Exercise instructions |
Write out the material exactly, leaving every picture behind.
[START Material provided]
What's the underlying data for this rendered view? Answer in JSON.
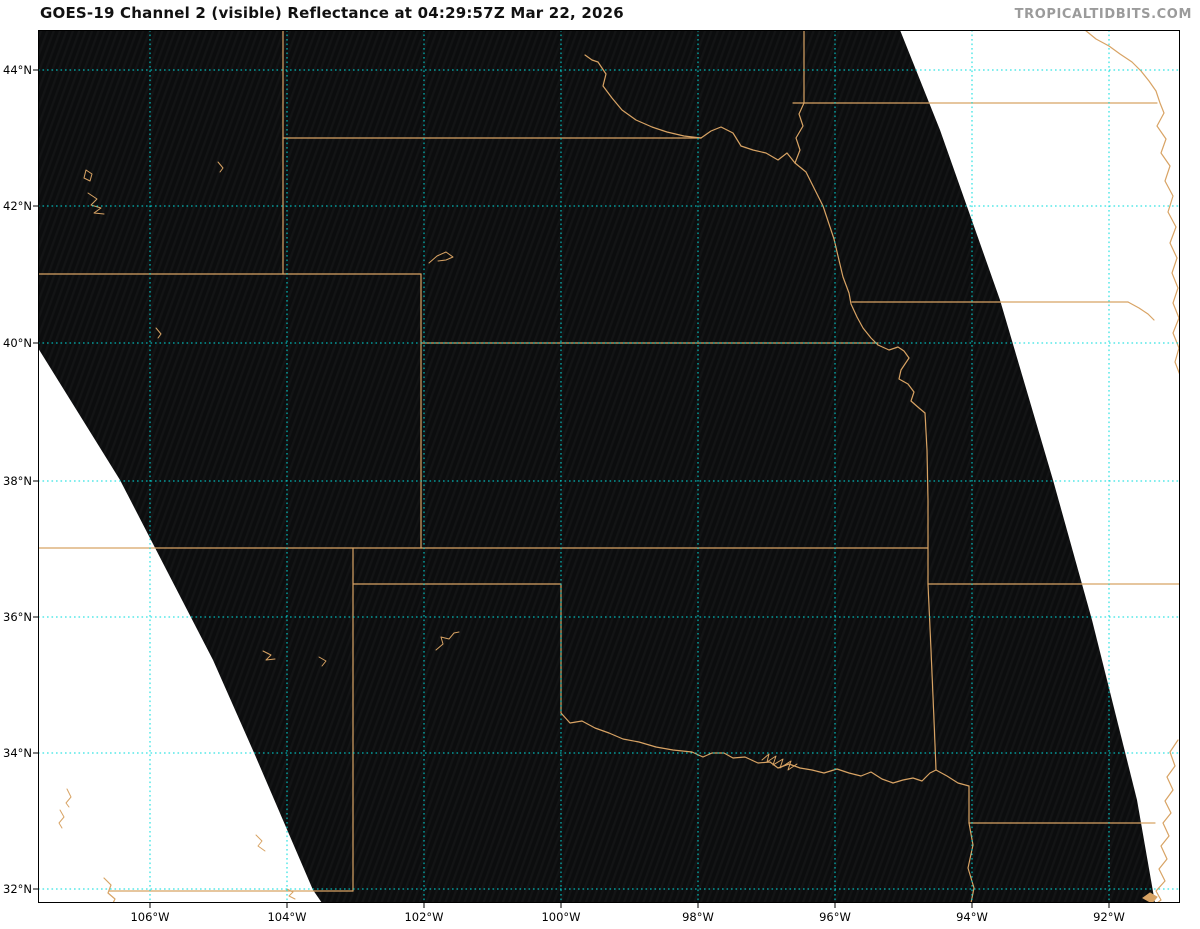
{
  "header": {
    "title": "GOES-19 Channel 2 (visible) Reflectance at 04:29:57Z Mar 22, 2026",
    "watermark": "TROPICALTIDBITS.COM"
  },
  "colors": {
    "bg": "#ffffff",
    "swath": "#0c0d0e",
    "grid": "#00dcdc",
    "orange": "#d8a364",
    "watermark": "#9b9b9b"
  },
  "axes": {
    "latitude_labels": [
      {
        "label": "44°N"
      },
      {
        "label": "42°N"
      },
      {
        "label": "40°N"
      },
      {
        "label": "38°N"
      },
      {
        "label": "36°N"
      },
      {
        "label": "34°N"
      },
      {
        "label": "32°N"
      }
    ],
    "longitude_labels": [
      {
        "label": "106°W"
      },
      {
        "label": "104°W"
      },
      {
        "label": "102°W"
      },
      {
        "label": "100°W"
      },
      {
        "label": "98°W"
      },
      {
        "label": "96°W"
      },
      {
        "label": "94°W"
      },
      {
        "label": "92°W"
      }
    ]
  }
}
[END Material provided]
Correct answer |
What's the underlying data for this rendered view? Answer in JSON.
{
  "header": {
    "title": "GOES-19 Channel 2 (visible) Reflectance at 04:29:57Z Mar 22, 2026",
    "watermark": "TROPICALTIDBITS.COM"
  },
  "colors": {
    "bg": "#ffffff",
    "swath": "#0c0d0e",
    "grid": "#00dcdc",
    "orange": "#d8a364",
    "watermark": "#9b9b9b"
  },
  "axes": {
    "latitude_labels": [
      {
        "label": "44°N"
      },
      {
        "label": "42°N"
      },
      {
        "label": "40°N"
      },
      {
        "label": "38°N"
      },
      {
        "label": "36°N"
      },
      {
        "label": "34°N"
      },
      {
        "label": "32°N"
      }
    ],
    "longitude_labels": [
      {
        "label": "106°W"
      },
      {
        "label": "104°W"
      },
      {
        "label": "102°W"
      },
      {
        "label": "100°W"
      },
      {
        "label": "98°W"
      },
      {
        "label": "96°W"
      },
      {
        "label": "94°W"
      },
      {
        "label": "92°W"
      }
    ]
  }
}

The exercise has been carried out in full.